*Written instruction*: Below is a set of records; restate each one word for word.

Begin Data shown

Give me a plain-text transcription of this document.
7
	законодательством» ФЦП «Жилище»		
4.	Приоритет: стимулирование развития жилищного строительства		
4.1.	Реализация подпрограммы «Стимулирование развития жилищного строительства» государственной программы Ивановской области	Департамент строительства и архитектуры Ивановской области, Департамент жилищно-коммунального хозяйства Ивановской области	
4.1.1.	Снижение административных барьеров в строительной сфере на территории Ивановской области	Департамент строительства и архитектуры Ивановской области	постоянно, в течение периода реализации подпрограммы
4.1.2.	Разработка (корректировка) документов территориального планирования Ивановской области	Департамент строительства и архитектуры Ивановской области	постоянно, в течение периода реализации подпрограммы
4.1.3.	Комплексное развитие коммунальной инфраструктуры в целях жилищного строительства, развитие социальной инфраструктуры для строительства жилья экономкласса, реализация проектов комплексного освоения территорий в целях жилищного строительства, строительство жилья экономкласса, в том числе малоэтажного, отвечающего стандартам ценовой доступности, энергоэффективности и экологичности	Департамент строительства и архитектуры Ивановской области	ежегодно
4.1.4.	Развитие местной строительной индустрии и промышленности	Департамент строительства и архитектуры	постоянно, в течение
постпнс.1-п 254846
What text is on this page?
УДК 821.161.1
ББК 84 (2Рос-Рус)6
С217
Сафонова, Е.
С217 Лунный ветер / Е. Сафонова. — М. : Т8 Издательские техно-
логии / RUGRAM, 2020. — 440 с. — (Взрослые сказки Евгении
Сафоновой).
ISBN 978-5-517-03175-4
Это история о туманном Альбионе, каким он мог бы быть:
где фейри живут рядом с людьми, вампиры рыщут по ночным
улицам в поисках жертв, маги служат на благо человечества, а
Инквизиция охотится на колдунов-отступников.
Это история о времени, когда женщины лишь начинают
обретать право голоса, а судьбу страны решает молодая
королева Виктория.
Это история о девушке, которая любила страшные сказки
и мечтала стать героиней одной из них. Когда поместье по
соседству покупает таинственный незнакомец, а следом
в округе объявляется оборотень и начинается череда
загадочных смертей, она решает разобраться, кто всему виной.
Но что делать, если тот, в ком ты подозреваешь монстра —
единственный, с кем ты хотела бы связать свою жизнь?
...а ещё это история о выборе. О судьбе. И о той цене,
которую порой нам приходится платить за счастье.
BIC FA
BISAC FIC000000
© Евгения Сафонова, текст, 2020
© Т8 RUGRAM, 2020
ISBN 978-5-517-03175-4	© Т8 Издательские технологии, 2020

End Data shown

*Response to the task*:
Give me a plain-text transcription of this document.
7
	законодательством» ФЦП «Жилище»		
4.	Приоритет: стимулирование развития жилищного строительства		
4.1.	Реализация подпрограммы «Стимулирование развития жилищного строительства» государственной программы Ивановской области	Департамент строительства и архитектуры Ивановской области, Департамент жилищно-коммунального хозяйства Ивановской области	
4.1.1.	Снижение административных барьеров в строительной сфере на территории Ивановской области	Департамент строительства и архитектуры Ивановской области	постоянно, в течение периода реализации подпрограммы
4.1.2.	Разработка (корректировка) документов территориального планирования Ивановской области	Департамент строительства и архитектуры Ивановской области	постоянно, в течение периода реализации подпрограммы
4.1.3.	Комплексное развитие коммунальной инфраструктуры в целях жилищного строительства, развитие социальной инфраструктуры для строительства жилья экономкласса, реализация проектов комплексного освоения территорий в целях жилищного строительства, строительство жилья экономкласса, в том числе малоэтажного, отвечающего стандартам ценовой доступности, энергоэффективности и экологичности	Департамент строительства и архитектуры Ивановской области	ежегодно
4.1.4.	Развитие местной строительной индустрии и промышленности	Департамент строительства и архитектуры	постоянно, в течение
постпнс.1-п 254846
What text is on this page?
УДК 821.161.1
ББК 84 (2Рос-Рус)6
С217
Сафонова, Е.
С217 Лунный ветер / Е. Сафонова. — М. : Т8 Издательские техно-
логии / RUGRAM, 2020. — 440 с. — (Взрослые сказки Евгении
Сафоновой).
ISBN 978-5-517-03175-4
Это история о туманном Альбионе, каким он мог бы быть:
где фейри живут рядом с людьми, вампиры рыщут по ночным
улицам в поисках жертв, маги служат на благо человечества, а
Инквизиция охотится на колдунов-отступников.
Это история о времени, когда женщины лишь начинают
обретать право голоса, а судьбу страны решает молодая
королева Виктория.
Это история о девушке, которая любила страшные сказки
и мечтала стать героиней одной из них. Когда поместье по
соседству покупает таинственный незнакомец, а следом
в округе объявляется оборотень и начинается череда
загадочных смертей, она решает разобраться, кто всему виной.
Но что делать, если тот, в ком ты подозреваешь монстра —
единственный, с кем ты хотела бы связать свою жизнь?
...а ещё это история о выборе. О судьбе. И о той цене,
которую порой нам приходится платить за счастье.
BIC FA
BISAC FIC000000
© Евгения Сафонова, текст, 2020
© Т8 RUGRAM, 2020
ISBN 978-5-517-03175-4	© Т8 Издательские технологии, 2020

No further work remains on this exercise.